• Task details: Can you reproduce, word for word, the stretch of the BD Novice 30 thread below starting at "## _jetset_ (20" and ending at "H-J (20 October 2007)"?

• Quoted text:
+---+
# BD Novice 30



## H-J (19 October 2007)

Whats in this test guys? 

Have tried to buy from dressage diagrams but it keep freezing and going wrong!  
	
	
		
		
	


	




 Just want a quick run down of the movements and if there is rein back?


----------



## Shipley (19 October 2007)

2 !/2 10m circles
Give and Retake on circle at X
Med Trot (diagonal)
Halt Immobility 4 secs
Canter 15m circles 
change of leg through X (diagonal)
Med Canter (diagonal)

Working Walk,trot, canter hope that helps

Sorry forgot to put no rein back


----------



## H-J (19 October 2007)

Excellent thx


----------



## Ferdinase514 (19 October 2007)

Is quite a tricky one as at the end you do Medium canter down longside, back to working, then trot in the corner and up the centre line. All comes up very quick


----------



## happihorse (19 October 2007)

I really like that test - easy to learn and enough to keep them thinking!


----------



## StaceyTanglewood (19 October 2007)

its also got walk to canter on the left rein !!! xx


----------



## Partoow (20 October 2007)

At novice even though it say walk to canter this does not have to be direct in can be progressive. So walk couple of trot steps then canter. This may be better than having the horse tighten and come back at you by trying the walk canter before you are ready. Good luck.


----------



## _jetset_ (20 October 2007)

The medium canters are down the long sides over B and E... I am doing this test tomorrow


----------



## H-J (20 October 2007)

Thx for the advice - he is to do the walk to canter so I think I will do this.

Thanks again everyone


----------
+---+
• Data section:
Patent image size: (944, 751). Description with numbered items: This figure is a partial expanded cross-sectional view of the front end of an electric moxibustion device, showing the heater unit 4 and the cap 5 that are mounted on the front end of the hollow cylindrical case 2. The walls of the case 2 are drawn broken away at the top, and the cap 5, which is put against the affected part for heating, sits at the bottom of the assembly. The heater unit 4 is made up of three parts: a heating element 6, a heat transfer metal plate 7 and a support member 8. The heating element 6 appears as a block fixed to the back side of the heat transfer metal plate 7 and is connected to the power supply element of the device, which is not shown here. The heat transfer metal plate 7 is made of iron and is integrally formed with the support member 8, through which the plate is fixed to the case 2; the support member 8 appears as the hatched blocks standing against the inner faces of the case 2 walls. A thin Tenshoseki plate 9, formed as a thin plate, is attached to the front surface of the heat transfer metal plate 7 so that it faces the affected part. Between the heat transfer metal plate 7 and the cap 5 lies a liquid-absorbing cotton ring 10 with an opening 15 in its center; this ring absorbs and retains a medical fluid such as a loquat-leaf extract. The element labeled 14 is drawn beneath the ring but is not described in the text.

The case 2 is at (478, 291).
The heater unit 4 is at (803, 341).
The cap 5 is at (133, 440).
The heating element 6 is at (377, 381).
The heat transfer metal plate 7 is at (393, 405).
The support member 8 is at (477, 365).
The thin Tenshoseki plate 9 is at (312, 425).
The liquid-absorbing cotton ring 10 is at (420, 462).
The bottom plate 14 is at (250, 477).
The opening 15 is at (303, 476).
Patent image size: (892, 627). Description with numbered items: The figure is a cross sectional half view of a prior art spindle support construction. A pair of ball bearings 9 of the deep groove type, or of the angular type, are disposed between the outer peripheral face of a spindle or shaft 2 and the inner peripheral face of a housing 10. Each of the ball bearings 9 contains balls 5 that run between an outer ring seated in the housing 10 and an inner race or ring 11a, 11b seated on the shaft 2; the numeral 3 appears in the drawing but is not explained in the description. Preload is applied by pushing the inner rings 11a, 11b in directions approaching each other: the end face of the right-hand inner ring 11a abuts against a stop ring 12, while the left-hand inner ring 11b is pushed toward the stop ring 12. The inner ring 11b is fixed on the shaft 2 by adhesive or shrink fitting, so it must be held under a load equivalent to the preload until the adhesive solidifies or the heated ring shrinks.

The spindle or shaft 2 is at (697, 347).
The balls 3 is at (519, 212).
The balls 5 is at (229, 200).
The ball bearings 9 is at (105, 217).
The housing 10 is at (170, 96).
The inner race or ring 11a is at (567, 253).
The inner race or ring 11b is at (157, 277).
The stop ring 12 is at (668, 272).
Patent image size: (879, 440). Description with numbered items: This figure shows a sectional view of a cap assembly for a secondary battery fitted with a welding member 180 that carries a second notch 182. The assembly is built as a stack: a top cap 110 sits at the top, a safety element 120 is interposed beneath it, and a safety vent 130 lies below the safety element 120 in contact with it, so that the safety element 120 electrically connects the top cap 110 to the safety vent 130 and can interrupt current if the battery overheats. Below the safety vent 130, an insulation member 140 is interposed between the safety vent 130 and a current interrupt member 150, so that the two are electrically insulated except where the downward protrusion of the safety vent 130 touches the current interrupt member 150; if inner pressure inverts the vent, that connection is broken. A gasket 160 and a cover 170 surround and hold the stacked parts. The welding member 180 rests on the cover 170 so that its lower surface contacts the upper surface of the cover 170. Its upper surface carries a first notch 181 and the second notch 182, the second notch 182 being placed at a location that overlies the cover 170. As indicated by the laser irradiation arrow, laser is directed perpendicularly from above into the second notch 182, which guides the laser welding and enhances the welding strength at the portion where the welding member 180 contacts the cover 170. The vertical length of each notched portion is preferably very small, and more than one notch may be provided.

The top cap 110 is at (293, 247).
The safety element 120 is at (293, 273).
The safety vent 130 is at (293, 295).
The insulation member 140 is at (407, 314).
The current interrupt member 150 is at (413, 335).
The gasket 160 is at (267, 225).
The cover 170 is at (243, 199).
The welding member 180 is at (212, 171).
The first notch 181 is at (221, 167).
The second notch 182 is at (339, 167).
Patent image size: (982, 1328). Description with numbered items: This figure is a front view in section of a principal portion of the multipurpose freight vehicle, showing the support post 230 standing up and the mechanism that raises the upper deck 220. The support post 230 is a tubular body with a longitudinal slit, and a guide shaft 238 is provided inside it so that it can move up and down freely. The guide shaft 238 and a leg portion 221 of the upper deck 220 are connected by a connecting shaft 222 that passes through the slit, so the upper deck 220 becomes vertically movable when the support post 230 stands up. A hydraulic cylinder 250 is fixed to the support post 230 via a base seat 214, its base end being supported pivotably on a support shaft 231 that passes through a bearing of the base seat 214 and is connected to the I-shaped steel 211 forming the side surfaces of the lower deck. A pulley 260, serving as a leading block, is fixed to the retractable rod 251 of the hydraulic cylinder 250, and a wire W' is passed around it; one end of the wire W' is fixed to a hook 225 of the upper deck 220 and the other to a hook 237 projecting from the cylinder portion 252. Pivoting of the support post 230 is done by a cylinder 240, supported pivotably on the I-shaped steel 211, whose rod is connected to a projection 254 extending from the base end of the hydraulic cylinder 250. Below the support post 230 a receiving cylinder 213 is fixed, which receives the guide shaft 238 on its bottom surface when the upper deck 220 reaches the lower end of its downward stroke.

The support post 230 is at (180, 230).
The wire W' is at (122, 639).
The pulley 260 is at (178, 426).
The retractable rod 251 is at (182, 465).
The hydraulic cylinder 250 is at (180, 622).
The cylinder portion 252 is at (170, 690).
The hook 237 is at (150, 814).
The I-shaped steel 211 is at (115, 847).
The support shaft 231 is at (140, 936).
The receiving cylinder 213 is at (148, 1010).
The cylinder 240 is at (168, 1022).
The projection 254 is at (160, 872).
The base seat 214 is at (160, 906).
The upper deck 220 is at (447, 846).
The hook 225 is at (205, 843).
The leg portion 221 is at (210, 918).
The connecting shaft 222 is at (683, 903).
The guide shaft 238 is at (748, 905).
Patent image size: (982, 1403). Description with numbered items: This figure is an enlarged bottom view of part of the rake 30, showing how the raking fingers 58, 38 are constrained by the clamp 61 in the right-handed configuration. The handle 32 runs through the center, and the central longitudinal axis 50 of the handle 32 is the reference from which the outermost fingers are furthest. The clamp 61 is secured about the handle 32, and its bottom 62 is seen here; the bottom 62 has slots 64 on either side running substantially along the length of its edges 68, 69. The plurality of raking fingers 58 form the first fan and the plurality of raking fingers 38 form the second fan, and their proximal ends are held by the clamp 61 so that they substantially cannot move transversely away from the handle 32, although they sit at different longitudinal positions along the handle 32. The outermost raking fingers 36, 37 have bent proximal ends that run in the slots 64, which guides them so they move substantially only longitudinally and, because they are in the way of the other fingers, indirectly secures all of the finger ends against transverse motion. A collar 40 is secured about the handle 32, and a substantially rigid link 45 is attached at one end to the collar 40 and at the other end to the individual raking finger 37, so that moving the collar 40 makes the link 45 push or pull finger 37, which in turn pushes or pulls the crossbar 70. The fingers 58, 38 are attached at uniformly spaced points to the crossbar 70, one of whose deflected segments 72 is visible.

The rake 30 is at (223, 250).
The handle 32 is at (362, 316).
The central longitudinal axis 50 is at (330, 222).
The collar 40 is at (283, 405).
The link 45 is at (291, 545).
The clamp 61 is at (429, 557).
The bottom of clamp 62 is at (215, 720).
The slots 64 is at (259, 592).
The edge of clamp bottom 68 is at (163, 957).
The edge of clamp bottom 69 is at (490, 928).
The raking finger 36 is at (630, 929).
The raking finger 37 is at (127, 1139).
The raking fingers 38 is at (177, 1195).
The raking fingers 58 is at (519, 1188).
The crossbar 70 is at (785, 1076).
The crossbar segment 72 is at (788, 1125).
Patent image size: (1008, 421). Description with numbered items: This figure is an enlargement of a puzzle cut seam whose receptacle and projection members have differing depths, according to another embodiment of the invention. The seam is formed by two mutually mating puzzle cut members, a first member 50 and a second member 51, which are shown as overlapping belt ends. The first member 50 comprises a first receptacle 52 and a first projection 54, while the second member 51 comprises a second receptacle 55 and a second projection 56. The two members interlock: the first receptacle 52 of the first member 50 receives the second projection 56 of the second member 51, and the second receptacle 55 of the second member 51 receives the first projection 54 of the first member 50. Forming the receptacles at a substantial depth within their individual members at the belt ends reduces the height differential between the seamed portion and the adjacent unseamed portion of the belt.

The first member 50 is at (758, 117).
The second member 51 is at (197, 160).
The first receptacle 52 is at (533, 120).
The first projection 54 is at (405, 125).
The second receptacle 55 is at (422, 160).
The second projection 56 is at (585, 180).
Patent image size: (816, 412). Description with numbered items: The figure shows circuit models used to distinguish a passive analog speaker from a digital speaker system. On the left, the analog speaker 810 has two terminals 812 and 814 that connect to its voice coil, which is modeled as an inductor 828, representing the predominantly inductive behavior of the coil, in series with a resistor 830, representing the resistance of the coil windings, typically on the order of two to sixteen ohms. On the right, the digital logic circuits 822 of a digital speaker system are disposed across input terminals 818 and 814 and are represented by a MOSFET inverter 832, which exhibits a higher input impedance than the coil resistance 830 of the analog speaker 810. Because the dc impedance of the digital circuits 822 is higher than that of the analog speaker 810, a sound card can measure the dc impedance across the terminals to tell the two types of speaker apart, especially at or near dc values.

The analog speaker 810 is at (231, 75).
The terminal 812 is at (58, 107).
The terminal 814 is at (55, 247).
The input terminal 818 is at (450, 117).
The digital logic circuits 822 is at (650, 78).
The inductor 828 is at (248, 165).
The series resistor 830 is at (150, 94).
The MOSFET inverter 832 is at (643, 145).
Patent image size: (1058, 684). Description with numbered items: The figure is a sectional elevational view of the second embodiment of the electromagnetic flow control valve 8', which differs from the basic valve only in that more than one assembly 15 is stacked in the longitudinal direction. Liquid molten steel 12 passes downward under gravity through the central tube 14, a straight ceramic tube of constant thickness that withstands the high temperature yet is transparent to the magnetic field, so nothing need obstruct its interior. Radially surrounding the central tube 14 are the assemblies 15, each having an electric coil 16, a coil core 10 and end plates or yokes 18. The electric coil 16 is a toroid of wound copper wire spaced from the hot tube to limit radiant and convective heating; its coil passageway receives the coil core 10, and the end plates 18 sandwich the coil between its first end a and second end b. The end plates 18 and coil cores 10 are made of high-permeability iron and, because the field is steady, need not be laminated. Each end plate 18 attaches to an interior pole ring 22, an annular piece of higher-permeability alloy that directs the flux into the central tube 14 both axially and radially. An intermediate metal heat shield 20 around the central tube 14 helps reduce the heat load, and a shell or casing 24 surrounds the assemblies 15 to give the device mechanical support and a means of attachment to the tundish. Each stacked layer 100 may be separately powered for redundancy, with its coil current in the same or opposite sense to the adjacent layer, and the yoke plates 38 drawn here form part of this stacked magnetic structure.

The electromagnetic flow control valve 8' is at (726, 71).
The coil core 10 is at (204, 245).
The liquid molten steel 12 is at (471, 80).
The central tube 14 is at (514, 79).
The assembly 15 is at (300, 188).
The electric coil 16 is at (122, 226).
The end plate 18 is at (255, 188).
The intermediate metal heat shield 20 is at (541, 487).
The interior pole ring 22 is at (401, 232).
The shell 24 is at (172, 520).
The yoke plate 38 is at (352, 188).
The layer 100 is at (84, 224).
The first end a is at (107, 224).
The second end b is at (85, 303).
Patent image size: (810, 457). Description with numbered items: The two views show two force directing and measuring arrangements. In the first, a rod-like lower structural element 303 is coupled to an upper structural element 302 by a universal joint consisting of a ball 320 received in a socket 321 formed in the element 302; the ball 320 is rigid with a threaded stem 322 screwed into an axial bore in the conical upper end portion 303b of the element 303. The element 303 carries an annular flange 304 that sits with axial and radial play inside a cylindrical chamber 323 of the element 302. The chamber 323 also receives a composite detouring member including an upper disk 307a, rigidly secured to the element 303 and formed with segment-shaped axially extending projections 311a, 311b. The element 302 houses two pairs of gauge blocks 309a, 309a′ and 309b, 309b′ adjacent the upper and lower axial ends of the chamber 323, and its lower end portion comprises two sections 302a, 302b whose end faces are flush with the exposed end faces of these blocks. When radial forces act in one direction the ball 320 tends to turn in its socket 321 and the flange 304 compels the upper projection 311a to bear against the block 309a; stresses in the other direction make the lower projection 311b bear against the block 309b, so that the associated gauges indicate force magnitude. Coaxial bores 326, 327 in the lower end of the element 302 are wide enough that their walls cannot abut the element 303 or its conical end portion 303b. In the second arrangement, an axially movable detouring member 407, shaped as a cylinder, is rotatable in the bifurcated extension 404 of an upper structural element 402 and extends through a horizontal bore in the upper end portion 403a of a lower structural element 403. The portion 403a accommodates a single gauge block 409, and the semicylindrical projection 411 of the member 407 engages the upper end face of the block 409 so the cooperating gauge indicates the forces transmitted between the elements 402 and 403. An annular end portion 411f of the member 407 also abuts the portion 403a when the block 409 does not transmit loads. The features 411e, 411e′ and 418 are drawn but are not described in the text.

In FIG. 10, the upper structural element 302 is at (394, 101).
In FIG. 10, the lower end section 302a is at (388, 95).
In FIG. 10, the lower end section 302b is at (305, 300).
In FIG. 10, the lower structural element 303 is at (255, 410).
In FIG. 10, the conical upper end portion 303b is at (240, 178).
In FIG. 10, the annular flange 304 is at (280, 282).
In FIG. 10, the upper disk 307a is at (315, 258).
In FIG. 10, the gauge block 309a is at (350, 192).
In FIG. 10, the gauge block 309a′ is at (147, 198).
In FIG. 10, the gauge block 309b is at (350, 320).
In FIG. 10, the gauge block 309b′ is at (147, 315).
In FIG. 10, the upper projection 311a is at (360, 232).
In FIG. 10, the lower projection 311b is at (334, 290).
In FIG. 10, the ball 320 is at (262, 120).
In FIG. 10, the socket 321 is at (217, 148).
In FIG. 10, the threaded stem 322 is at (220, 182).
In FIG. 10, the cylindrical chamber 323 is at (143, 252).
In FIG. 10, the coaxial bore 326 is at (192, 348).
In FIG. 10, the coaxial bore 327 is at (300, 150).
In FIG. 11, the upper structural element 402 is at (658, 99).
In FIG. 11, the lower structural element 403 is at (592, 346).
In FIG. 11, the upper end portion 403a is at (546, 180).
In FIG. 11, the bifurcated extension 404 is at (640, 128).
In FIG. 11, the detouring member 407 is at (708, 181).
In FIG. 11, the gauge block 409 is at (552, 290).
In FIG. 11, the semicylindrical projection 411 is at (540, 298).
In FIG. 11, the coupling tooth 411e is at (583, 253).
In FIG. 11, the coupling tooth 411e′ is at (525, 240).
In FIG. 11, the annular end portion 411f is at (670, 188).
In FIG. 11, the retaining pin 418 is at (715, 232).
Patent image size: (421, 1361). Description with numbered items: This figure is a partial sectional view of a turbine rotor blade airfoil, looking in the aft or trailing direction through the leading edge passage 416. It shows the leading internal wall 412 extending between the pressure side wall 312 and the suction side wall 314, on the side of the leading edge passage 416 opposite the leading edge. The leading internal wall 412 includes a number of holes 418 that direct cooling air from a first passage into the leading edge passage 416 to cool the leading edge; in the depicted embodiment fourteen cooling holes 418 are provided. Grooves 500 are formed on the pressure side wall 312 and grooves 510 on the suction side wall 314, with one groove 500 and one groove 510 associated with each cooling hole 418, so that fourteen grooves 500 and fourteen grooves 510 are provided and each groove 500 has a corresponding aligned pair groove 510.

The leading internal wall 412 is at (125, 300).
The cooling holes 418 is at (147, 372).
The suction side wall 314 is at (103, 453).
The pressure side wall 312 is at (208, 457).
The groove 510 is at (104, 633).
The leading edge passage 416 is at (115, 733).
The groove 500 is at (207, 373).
+---+
• Exercise result:
## _jetset_ (20 October 2007)

The medium canters are down the long sides over B and E... I am doing this test tomorrow


----------



## H-J (20 October 2007)